━━ Information supplied ━━

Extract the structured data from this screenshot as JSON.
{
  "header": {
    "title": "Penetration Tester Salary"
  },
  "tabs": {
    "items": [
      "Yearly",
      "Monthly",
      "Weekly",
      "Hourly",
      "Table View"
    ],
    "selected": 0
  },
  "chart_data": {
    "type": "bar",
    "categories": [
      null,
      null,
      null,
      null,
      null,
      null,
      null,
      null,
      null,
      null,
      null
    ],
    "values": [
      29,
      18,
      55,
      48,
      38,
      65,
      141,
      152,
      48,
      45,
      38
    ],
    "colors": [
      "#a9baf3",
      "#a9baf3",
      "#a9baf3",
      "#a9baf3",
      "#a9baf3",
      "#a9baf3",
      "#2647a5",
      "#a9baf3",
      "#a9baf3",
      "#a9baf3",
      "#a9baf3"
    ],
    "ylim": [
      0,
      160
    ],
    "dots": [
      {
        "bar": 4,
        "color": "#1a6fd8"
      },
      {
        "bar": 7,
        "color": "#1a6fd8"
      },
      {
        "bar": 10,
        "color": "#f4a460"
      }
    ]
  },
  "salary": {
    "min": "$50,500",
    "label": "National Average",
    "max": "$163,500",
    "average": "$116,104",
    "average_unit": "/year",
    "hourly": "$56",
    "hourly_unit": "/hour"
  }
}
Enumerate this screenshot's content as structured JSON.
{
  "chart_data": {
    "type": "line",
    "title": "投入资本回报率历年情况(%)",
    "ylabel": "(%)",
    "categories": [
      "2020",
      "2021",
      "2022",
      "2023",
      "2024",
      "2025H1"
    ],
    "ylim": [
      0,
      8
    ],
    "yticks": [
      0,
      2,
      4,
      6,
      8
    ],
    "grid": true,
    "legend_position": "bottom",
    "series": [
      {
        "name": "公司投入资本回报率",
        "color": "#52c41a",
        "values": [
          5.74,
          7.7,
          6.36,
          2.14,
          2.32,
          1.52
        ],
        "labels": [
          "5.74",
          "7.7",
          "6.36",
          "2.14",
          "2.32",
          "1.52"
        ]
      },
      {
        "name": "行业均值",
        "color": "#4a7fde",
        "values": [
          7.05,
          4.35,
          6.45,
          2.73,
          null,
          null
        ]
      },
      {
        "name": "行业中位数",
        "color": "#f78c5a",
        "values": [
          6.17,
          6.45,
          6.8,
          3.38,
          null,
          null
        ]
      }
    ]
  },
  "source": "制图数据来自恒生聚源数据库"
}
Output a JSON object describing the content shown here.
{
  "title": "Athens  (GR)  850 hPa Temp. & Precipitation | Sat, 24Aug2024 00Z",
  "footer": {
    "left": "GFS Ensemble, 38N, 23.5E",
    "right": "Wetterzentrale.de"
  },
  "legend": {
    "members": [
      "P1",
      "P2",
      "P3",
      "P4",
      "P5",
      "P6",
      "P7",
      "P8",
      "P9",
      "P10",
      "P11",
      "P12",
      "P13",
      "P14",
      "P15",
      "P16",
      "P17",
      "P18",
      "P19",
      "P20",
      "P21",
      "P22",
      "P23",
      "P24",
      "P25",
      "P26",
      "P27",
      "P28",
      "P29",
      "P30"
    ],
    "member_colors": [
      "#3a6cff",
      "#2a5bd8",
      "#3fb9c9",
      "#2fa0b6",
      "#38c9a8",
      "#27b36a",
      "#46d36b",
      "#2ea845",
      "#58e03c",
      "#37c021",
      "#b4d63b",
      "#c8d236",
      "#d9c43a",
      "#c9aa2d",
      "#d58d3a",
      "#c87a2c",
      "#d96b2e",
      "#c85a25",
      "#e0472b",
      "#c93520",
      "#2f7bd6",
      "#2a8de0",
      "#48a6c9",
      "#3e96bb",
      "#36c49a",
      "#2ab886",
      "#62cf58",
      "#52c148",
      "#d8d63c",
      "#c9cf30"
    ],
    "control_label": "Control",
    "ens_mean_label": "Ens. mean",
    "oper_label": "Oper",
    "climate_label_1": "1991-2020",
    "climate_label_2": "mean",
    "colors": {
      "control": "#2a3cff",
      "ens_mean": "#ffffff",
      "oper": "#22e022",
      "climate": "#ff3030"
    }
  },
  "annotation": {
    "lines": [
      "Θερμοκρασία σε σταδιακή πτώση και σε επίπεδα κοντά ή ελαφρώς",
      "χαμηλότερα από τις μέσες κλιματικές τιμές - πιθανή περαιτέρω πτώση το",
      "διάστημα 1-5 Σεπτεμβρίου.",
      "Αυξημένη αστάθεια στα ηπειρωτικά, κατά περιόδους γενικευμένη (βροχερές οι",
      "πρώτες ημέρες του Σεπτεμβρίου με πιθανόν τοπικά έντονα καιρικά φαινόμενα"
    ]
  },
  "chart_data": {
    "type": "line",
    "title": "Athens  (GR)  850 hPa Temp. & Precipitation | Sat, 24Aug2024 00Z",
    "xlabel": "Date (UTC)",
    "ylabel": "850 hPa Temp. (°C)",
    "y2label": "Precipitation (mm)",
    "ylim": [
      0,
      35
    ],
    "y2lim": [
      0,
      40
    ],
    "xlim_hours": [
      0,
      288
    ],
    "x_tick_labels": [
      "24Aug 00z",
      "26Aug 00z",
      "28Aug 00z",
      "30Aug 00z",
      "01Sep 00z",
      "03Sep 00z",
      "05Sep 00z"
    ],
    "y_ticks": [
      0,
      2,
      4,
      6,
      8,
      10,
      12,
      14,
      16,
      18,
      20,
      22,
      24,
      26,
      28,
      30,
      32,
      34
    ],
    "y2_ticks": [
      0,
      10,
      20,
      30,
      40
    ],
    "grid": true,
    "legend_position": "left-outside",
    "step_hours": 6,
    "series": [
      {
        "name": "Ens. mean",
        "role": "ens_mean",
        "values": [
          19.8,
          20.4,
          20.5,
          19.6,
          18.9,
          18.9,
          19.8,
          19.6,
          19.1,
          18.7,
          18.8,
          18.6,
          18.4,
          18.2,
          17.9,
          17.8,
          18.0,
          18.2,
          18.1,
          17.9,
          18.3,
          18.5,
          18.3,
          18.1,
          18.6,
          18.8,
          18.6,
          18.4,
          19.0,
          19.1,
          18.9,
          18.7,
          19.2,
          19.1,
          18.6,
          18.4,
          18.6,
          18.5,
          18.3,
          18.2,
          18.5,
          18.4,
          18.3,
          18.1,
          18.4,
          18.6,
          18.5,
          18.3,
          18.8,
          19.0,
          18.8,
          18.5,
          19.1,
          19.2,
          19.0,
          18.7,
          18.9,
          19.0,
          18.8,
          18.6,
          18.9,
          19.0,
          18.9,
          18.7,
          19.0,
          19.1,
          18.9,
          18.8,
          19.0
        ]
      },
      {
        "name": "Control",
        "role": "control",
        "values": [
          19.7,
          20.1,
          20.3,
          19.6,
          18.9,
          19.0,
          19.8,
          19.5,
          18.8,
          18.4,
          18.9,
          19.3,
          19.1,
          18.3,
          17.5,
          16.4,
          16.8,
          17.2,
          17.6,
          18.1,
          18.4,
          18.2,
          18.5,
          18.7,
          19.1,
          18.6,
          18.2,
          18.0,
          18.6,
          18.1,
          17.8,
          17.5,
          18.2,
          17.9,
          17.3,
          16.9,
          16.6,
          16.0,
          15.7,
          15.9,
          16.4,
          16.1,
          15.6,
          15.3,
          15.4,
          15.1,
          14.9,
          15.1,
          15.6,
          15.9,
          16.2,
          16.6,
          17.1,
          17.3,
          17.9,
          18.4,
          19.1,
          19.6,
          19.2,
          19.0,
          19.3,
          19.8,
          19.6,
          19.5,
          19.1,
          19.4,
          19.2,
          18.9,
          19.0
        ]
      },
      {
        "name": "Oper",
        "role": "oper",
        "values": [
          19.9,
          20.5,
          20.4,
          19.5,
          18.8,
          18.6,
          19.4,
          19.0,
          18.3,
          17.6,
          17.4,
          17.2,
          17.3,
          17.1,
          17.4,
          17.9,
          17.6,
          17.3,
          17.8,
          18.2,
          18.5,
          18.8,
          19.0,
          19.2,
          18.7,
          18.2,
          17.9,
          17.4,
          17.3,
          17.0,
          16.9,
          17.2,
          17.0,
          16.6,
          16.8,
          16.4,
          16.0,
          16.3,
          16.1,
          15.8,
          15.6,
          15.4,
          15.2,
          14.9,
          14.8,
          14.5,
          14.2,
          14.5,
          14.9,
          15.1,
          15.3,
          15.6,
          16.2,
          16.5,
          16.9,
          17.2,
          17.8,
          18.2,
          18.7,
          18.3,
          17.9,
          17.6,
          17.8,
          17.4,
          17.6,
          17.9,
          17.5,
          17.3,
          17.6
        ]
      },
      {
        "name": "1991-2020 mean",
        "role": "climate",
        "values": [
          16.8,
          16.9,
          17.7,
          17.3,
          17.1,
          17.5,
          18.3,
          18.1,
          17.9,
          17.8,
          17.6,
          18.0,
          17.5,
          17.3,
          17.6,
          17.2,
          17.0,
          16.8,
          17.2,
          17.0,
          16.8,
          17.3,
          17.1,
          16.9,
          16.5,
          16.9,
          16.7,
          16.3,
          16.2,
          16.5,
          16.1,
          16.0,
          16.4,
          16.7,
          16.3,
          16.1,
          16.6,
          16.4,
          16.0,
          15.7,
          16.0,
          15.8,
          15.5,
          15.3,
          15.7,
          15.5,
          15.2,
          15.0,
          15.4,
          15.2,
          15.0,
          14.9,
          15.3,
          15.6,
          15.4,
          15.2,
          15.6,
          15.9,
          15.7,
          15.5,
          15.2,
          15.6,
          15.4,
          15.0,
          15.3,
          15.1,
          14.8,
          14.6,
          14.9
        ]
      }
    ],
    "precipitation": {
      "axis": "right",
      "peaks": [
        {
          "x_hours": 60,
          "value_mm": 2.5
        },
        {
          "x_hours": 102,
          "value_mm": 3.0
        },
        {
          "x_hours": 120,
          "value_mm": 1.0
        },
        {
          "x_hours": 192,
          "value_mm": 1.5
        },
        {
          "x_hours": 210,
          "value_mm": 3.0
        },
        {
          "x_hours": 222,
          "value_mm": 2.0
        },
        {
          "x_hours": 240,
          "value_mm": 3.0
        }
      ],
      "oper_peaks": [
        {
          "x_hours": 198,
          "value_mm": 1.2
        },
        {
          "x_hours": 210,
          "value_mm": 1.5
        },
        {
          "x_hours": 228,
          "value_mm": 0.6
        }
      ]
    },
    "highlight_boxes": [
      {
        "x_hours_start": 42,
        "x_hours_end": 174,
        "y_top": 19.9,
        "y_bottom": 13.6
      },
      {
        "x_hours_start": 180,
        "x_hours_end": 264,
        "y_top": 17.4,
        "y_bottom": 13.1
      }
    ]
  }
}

━━━

Your instructions: In the lines above, locate the string "Athens". Copy every line where it occurs.

Correct result:
  "title": "Athens  (GR)  850 hPa Temp. & Precipitation | Sat, 24Aug2024 00Z",
    "title": "Athens  (GR)  850 hPa Temp. & Precipitation | Sat, 24Aug2024 00Z",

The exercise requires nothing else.